Task to complete - Note how many lines in the entries contain the string "response", then give that number and nothing else.

(Dataset listings of figures)
************

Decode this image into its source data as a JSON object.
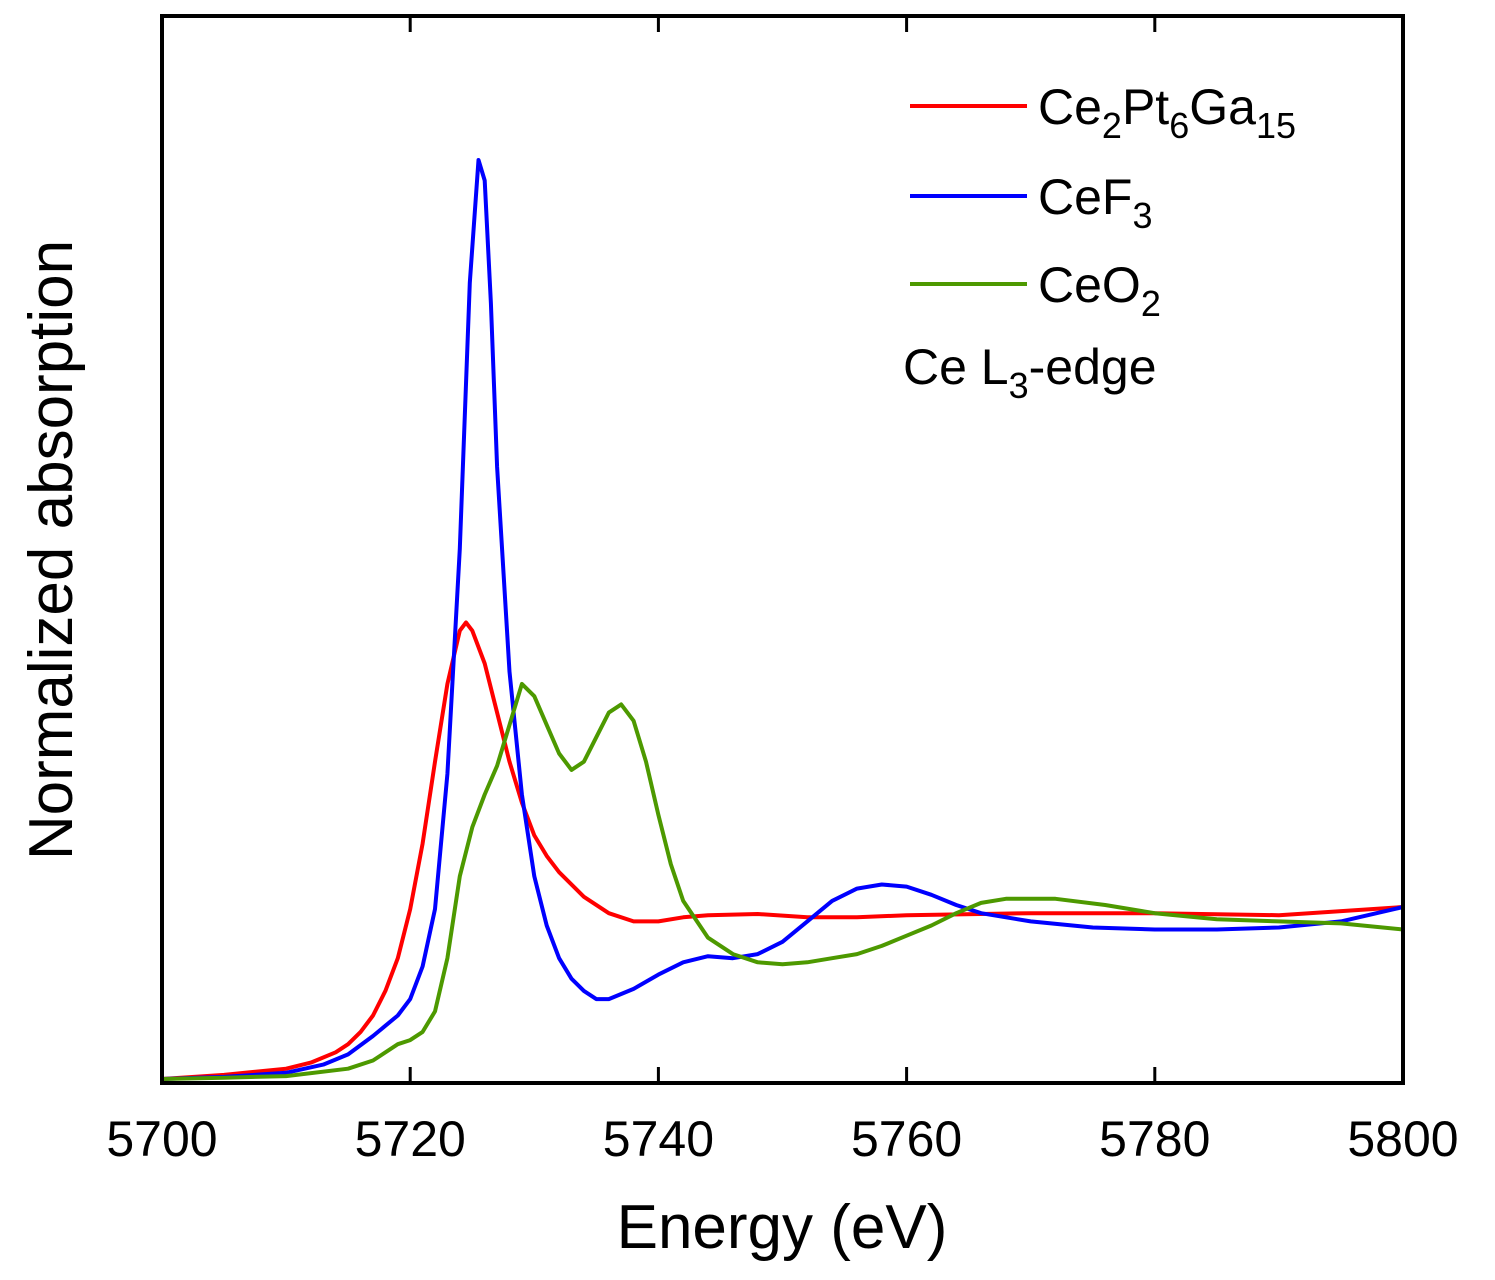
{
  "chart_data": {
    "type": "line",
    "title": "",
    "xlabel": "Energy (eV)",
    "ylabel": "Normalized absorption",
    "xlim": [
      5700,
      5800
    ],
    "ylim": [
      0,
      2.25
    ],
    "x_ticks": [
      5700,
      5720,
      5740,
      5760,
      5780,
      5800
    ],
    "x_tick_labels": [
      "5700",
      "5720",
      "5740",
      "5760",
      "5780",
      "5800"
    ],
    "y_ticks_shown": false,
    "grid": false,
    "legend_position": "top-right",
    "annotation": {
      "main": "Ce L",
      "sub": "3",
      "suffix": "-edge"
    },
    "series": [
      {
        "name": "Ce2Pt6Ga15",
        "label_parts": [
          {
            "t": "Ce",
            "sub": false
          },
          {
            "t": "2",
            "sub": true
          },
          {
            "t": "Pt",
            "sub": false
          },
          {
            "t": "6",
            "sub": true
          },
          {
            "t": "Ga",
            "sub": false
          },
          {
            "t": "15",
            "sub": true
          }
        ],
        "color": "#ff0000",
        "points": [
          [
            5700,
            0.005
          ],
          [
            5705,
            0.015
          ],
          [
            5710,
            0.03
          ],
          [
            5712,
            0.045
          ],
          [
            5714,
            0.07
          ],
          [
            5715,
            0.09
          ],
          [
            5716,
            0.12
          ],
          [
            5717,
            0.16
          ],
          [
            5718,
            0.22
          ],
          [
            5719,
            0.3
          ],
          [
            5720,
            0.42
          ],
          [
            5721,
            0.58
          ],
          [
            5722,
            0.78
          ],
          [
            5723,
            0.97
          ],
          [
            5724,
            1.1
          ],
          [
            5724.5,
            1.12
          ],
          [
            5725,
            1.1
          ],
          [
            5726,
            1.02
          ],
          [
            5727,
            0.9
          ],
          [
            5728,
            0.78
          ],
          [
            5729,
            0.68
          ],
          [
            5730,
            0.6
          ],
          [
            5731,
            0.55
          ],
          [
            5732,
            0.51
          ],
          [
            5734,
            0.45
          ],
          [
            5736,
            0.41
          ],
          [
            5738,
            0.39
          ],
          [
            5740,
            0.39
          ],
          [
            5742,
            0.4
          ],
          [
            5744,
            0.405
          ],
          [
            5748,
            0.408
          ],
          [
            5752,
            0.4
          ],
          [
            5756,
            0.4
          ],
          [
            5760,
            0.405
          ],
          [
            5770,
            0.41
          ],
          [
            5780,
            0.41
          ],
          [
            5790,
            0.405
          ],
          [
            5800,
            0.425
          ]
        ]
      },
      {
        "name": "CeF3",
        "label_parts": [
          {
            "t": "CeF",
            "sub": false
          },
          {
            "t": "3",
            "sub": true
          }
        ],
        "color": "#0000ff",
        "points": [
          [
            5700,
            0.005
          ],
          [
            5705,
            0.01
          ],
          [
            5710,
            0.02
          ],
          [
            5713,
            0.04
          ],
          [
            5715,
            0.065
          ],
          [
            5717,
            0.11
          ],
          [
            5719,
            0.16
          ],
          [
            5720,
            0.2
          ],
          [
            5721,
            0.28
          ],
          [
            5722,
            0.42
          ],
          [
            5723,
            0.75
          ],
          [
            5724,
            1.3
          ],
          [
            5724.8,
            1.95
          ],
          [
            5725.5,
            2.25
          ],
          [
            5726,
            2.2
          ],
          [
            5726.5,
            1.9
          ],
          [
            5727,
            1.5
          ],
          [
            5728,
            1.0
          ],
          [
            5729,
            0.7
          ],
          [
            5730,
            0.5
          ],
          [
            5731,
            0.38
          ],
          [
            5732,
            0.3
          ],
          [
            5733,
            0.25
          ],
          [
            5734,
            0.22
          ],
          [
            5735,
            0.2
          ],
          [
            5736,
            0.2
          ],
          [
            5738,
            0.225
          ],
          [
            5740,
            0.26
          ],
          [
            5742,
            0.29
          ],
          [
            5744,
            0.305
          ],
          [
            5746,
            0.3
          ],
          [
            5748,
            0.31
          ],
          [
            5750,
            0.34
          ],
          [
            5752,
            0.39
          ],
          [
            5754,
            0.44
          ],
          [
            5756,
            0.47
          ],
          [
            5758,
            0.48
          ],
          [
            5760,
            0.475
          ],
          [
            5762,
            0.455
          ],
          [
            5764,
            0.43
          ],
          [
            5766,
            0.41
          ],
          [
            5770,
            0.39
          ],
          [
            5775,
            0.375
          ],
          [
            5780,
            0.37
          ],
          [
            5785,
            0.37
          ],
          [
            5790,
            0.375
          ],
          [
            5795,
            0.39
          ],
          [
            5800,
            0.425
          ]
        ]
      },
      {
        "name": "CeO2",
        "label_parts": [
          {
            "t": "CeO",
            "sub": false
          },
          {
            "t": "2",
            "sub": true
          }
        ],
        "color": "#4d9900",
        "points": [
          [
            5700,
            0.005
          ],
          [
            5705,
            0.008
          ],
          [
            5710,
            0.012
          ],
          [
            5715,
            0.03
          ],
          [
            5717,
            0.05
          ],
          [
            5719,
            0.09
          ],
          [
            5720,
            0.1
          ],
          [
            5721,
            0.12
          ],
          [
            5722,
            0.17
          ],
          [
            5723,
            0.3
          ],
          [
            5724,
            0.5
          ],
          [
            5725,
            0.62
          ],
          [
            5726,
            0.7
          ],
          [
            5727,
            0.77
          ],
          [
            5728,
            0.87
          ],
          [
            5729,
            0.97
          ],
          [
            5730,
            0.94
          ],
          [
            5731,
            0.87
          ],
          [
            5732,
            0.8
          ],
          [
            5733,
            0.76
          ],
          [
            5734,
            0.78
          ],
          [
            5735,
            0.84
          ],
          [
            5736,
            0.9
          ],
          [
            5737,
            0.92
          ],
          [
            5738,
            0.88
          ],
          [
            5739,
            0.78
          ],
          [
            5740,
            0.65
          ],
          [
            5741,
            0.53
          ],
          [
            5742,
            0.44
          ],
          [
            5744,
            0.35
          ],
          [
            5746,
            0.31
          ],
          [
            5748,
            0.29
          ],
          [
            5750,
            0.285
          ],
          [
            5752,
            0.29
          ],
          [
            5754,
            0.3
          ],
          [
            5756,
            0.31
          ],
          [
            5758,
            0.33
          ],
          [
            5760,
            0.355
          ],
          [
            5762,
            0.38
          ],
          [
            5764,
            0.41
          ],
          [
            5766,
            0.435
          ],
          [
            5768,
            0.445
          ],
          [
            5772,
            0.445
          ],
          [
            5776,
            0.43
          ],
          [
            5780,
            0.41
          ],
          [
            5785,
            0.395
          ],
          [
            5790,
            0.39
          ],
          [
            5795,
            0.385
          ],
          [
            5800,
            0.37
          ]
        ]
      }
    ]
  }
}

************

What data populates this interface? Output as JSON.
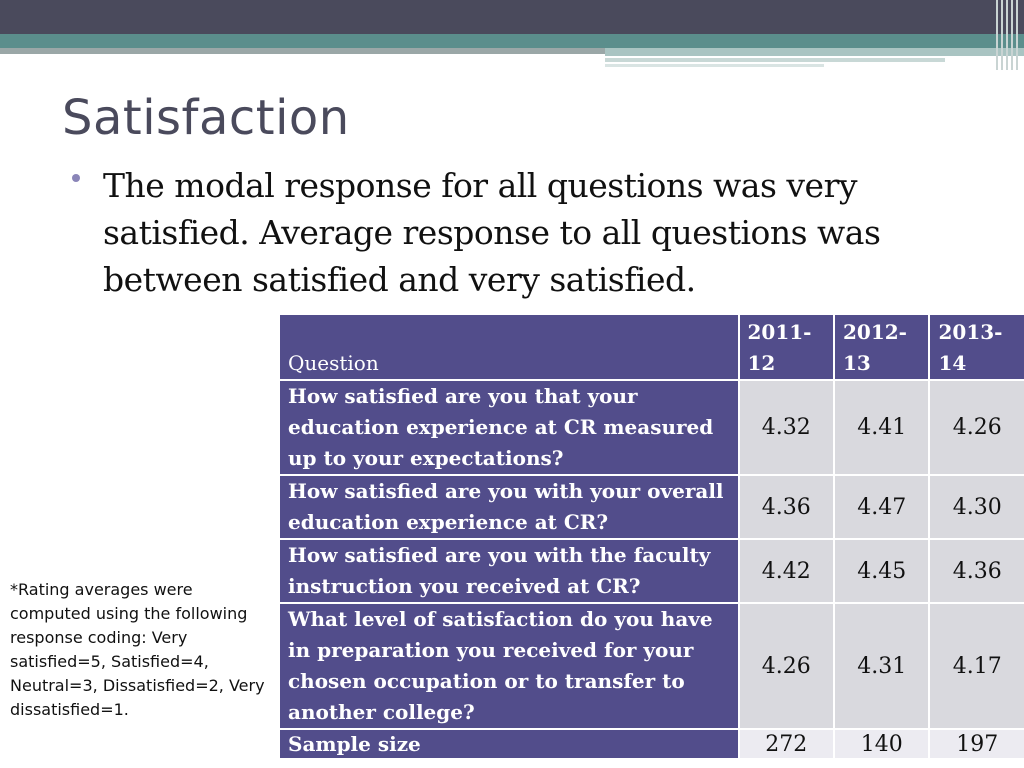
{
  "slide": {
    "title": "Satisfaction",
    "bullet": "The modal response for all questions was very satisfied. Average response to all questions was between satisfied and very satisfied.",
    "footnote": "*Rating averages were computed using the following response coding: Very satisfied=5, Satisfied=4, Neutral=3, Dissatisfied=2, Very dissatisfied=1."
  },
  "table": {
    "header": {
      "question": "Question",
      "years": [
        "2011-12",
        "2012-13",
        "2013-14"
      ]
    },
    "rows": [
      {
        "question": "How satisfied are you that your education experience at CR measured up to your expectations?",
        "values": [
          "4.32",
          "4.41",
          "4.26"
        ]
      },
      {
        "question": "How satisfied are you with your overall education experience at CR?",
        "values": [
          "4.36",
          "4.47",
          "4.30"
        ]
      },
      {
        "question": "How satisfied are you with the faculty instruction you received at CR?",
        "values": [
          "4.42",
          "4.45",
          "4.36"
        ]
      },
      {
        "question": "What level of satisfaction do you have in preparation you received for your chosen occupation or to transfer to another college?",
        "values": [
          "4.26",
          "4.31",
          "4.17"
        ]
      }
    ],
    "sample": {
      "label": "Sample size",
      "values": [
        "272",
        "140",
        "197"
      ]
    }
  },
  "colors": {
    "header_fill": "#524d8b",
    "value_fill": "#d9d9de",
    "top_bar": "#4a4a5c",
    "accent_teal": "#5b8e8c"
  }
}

************

The solution - 2